Set task :: Rewrite the listing below, replacing "uv-track-high-frequency" with "uv-track-hf" everywhere and leaving everything else unchanged.

Stored rows ::

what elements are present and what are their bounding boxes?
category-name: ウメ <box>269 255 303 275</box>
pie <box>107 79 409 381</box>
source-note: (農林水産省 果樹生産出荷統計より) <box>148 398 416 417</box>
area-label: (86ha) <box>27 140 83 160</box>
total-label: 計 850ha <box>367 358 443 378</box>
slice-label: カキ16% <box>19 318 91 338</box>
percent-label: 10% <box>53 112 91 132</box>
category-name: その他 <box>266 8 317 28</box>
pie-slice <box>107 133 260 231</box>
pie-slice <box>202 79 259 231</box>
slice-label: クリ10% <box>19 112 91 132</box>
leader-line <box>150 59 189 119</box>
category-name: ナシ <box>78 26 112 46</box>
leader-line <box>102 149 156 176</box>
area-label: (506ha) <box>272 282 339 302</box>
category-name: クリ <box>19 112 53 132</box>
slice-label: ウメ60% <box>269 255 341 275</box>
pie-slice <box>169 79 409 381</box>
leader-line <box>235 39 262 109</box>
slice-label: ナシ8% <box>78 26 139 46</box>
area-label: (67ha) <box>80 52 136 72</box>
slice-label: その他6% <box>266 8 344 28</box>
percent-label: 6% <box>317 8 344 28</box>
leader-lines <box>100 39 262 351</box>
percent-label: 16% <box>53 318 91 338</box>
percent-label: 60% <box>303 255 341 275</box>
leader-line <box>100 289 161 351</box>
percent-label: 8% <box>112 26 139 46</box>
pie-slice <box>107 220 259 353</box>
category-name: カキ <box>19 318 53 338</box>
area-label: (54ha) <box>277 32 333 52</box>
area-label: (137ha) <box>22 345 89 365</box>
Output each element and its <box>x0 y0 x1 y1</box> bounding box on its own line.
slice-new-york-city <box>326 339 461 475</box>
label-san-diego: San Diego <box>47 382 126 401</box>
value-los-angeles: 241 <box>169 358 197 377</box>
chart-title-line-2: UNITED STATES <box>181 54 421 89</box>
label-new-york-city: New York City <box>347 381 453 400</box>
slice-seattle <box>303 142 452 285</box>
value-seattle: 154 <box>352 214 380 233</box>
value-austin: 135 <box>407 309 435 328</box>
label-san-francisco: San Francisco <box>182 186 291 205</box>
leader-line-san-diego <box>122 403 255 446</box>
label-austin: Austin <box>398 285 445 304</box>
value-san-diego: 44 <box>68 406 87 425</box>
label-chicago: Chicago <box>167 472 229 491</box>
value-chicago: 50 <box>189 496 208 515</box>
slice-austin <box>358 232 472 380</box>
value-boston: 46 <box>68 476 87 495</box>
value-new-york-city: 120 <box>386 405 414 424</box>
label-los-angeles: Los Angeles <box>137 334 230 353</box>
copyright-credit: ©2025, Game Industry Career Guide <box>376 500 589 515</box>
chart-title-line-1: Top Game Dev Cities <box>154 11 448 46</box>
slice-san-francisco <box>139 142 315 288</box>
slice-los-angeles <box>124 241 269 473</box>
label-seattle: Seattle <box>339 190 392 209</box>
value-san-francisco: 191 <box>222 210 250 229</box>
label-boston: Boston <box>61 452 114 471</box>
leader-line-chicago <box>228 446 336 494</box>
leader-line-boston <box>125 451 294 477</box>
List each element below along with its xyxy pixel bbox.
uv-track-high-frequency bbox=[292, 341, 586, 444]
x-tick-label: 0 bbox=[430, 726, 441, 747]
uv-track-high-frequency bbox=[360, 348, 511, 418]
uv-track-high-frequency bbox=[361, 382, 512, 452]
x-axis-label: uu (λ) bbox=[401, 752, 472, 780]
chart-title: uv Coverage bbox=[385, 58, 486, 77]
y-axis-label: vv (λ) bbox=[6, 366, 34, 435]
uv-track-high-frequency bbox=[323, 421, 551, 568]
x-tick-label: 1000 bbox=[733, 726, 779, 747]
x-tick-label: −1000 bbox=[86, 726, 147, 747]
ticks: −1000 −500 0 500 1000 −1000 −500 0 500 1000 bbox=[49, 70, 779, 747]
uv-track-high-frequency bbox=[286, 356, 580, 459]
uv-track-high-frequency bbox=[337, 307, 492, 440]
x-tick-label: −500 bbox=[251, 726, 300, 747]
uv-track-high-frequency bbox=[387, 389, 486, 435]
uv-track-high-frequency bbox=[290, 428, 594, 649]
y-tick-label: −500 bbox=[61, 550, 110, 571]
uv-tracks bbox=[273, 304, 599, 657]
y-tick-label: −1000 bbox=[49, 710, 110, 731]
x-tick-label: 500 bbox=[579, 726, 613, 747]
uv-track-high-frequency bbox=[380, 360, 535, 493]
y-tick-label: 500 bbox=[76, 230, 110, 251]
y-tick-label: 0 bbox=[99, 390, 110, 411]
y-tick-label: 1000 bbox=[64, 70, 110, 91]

Task answer ::
what elements are present and what are their bounding boxes?
category-name: ウメ <box>269 255 303 275</box>
pie <box>107 79 409 381</box>
source-note: (農林水産省 果樹生産出荷統計より) <box>148 398 416 417</box>
area-label: (86ha) <box>27 140 83 160</box>
total-label: 計 850ha <box>367 358 443 378</box>
slice-label: カキ16% <box>19 318 91 338</box>
percent-label: 10% <box>53 112 91 132</box>
category-name: その他 <box>266 8 317 28</box>
pie-slice <box>107 133 260 231</box>
pie-slice <box>202 79 259 231</box>
slice-label: クリ10% <box>19 112 91 132</box>
leader-line <box>150 59 189 119</box>
category-name: ナシ <box>78 26 112 46</box>
leader-line <box>102 149 156 176</box>
area-label: (506ha) <box>272 282 339 302</box>
category-name: クリ <box>19 112 53 132</box>
slice-label: ウメ60% <box>269 255 341 275</box>
pie-slice <box>169 79 409 381</box>
leader-line <box>235 39 262 109</box>
slice-label: ナシ8% <box>78 26 139 46</box>
area-label: (67ha) <box>80 52 136 72</box>
slice-label: その他6% <box>266 8 344 28</box>
percent-label: 6% <box>317 8 344 28</box>
leader-lines <box>100 39 262 351</box>
percent-label: 16% <box>53 318 91 338</box>
percent-label: 60% <box>303 255 341 275</box>
leader-line <box>100 289 161 351</box>
percent-label: 8% <box>112 26 139 46</box>
pie-slice <box>107 220 259 353</box>
category-name: カキ <box>19 318 53 338</box>
area-label: (54ha) <box>277 32 333 52</box>
area-label: (137ha) <box>22 345 89 365</box>
Output each element and its <box>x0 y0 x1 y1</box> bounding box on its own line.
slice-new-york-city <box>326 339 461 475</box>
label-san-diego: San Diego <box>47 382 126 401</box>
value-los-angeles: 241 <box>169 358 197 377</box>
chart-title-line-2: UNITED STATES <box>181 54 421 89</box>
label-new-york-city: New York City <box>347 381 453 400</box>
slice-seattle <box>303 142 452 285</box>
value-seattle: 154 <box>352 214 380 233</box>
value-austin: 135 <box>407 309 435 328</box>
label-san-francisco: San Francisco <box>182 186 291 205</box>
leader-line-san-diego <box>122 403 255 446</box>
label-austin: Austin <box>398 285 445 304</box>
value-san-diego: 44 <box>68 406 87 425</box>
label-chicago: Chicago <box>167 472 229 491</box>
value-chicago: 50 <box>189 496 208 515</box>
slice-austin <box>358 232 472 380</box>
value-boston: 46 <box>68 476 87 495</box>
value-new-york-city: 120 <box>386 405 414 424</box>
label-los-angeles: Los Angeles <box>137 334 230 353</box>
copyright-credit: ©2025, Game Industry Career Guide <box>376 500 589 515</box>
chart-title-line-1: Top Game Dev Cities <box>154 11 448 46</box>
slice-san-francisco <box>139 142 315 288</box>
slice-los-angeles <box>124 241 269 473</box>
label-seattle: Seattle <box>339 190 392 209</box>
value-san-francisco: 191 <box>222 210 250 229</box>
label-boston: Boston <box>61 452 114 471</box>
leader-line-chicago <box>228 446 336 494</box>
leader-line-boston <box>125 451 294 477</box>
List each element below along with its xyxy pixel bbox.
uv-track-hf bbox=[292, 341, 586, 444]
x-tick-label: 0 bbox=[430, 726, 441, 747]
uv-track-hf bbox=[360, 348, 511, 418]
uv-track-hf bbox=[361, 382, 512, 452]
x-axis-label: uu (λ) bbox=[401, 752, 472, 780]
chart-title: uv Coverage bbox=[385, 58, 486, 77]
y-axis-label: vv (λ) bbox=[6, 366, 34, 435]
uv-track-hf bbox=[323, 421, 551, 568]
x-tick-label: 1000 bbox=[733, 726, 779, 747]
x-tick-label: −1000 bbox=[86, 726, 147, 747]
ticks: −1000 −500 0 500 1000 −1000 −500 0 500 1000 bbox=[49, 70, 779, 747]
uv-track-hf bbox=[286, 356, 580, 459]
uv-track-hf bbox=[337, 307, 492, 440]
x-tick-label: −500 bbox=[251, 726, 300, 747]
uv-track-hf bbox=[387, 389, 486, 435]
uv-track-hf bbox=[290, 428, 594, 649]
y-tick-label: −500 bbox=[61, 550, 110, 571]
uv-tracks bbox=[273, 304, 599, 657]
y-tick-label: −1000 bbox=[49, 710, 110, 731]
x-tick-label: 500 bbox=[579, 726, 613, 747]
uv-track-hf bbox=[380, 360, 535, 493]
y-tick-label: 500 bbox=[76, 230, 110, 251]
y-tick-label: 0 bbox=[99, 390, 110, 411]
y-tick-label: 1000 bbox=[64, 70, 110, 91]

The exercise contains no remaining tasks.